======== Extracted information
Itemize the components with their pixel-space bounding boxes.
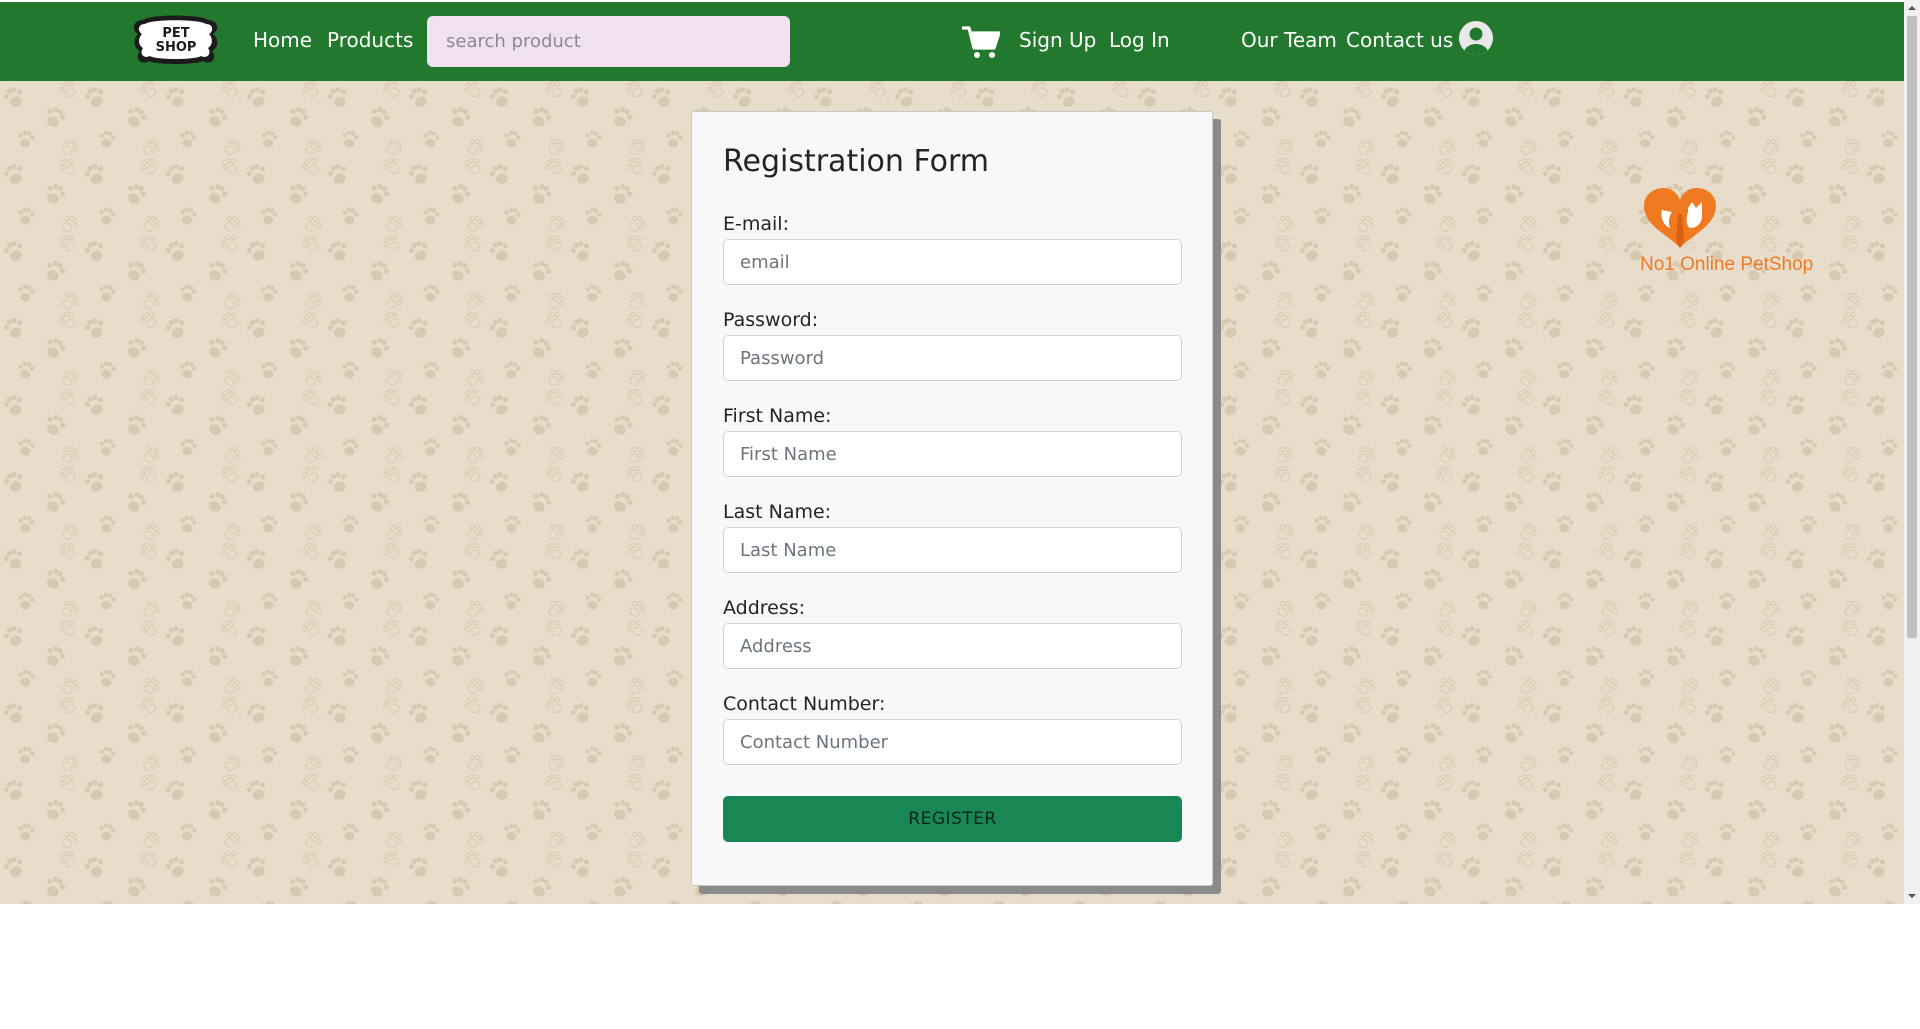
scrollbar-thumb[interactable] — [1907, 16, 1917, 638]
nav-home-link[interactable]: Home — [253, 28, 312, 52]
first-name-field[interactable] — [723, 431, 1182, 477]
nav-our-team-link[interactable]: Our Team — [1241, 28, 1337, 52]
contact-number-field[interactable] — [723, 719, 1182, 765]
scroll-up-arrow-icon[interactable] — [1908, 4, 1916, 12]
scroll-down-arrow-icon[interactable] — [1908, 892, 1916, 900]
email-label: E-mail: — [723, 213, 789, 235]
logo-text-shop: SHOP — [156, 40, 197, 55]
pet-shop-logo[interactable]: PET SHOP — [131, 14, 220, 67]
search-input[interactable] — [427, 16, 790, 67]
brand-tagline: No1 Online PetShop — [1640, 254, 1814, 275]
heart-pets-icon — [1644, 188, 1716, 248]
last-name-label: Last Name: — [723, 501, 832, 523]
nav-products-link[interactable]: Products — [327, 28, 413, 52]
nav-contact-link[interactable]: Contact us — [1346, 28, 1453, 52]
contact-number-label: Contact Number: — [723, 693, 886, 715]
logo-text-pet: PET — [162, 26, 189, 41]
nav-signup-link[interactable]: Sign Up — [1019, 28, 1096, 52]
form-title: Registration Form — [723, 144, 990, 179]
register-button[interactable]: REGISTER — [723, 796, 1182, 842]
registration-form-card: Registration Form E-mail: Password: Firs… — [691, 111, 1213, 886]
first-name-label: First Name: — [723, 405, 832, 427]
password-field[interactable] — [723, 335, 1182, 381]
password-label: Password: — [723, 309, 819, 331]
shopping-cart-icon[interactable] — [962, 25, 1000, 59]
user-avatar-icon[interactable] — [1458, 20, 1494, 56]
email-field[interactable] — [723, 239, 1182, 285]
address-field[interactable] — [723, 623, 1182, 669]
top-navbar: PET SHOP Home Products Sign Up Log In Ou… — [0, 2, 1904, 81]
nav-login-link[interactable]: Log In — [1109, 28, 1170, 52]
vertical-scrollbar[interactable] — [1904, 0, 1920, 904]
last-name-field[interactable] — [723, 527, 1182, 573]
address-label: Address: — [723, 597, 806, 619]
================
======== Extracted information
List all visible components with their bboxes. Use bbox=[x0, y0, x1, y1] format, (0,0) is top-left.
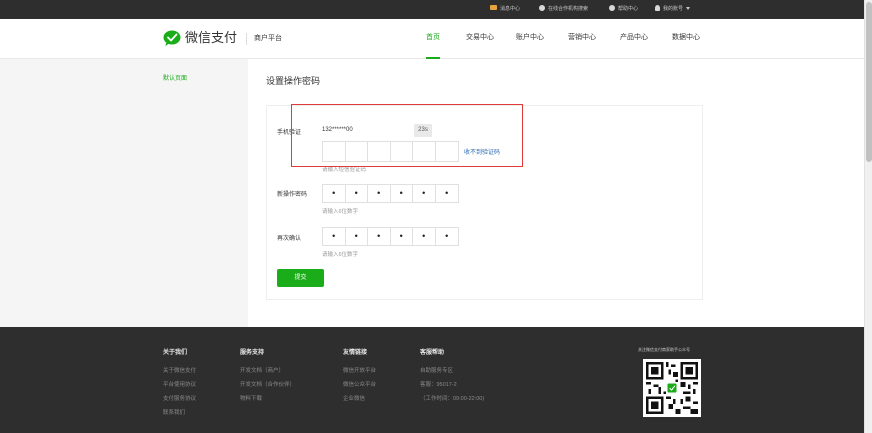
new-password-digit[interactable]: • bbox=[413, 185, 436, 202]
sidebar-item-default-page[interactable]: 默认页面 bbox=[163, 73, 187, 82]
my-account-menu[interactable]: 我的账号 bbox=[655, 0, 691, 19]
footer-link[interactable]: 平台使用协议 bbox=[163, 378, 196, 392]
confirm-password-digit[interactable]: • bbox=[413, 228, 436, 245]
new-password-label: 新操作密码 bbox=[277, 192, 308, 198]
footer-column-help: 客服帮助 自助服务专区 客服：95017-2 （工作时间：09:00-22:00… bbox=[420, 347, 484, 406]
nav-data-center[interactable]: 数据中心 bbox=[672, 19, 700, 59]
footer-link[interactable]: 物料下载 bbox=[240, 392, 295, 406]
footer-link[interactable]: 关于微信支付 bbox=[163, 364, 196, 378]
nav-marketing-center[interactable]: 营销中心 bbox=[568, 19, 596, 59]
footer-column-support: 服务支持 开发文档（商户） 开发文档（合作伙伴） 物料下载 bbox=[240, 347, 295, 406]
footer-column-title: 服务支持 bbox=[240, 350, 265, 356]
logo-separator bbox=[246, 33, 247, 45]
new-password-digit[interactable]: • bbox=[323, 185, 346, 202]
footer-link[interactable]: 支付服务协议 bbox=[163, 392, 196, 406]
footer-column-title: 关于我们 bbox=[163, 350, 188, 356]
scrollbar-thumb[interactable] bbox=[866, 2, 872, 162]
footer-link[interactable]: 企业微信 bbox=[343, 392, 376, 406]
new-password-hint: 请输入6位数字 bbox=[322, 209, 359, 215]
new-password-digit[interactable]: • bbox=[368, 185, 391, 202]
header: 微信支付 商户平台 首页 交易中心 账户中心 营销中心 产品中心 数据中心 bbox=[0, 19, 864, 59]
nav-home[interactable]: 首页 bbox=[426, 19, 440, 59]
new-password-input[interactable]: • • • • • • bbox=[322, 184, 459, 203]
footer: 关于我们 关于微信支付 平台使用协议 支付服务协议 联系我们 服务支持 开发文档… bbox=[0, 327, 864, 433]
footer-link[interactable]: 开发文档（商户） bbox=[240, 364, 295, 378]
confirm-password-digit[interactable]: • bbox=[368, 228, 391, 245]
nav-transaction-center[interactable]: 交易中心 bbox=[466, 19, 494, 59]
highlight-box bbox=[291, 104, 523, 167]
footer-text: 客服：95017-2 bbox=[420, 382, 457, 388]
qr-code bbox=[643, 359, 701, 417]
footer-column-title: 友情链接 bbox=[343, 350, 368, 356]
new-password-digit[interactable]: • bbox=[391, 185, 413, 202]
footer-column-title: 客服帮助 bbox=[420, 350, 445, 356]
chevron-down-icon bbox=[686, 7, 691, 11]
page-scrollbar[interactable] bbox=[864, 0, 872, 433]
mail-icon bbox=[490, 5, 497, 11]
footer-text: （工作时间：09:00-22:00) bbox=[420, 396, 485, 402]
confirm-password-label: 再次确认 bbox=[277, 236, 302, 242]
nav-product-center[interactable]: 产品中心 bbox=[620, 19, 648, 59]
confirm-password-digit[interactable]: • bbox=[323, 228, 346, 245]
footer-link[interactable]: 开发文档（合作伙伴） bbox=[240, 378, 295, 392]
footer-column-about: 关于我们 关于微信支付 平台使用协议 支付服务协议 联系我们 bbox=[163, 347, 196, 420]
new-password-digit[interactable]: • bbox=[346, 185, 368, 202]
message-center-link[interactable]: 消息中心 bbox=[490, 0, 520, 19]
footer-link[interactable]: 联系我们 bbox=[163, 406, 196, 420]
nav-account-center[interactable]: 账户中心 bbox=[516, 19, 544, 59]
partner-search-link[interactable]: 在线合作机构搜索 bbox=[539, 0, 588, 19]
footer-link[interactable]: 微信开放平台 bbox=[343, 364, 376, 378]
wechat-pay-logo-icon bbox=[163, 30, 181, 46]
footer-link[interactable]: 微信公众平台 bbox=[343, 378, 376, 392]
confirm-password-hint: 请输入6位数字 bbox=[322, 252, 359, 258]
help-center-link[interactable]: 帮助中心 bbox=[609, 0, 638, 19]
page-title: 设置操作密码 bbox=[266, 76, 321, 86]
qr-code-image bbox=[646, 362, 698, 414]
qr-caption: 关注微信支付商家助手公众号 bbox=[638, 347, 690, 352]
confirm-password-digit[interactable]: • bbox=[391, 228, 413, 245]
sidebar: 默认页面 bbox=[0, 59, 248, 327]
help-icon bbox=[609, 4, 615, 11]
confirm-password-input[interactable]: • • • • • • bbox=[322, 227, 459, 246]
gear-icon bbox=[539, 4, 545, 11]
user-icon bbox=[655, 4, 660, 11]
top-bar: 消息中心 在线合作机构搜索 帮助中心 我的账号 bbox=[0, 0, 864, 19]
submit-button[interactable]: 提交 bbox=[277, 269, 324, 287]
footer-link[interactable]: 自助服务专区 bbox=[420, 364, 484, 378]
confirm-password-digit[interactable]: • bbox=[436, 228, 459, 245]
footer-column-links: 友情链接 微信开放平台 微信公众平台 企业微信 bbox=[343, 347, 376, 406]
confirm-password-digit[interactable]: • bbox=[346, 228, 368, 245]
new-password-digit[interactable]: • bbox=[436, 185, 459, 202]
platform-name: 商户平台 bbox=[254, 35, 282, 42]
================
Could you switch "my-account-menu" to "user-account-menu" in everything from the line containing "new-password-digit[interactable]: • bbox=[413, 185, 436, 202]" down to the line containing "footer-link[interactable]: 平台使用协议 bbox=[163, 378, 196, 392]", and give back only those lines, otherwise unchanged?

new-password-digit[interactable]: • bbox=[413, 185, 436, 202]
sidebar-item-default-page[interactable]: 默认页面 bbox=[163, 73, 187, 82]
user-account-menu[interactable]: 我的账号 bbox=[655, 0, 691, 19]
footer-link[interactable]: 平台使用协议 bbox=[163, 378, 196, 392]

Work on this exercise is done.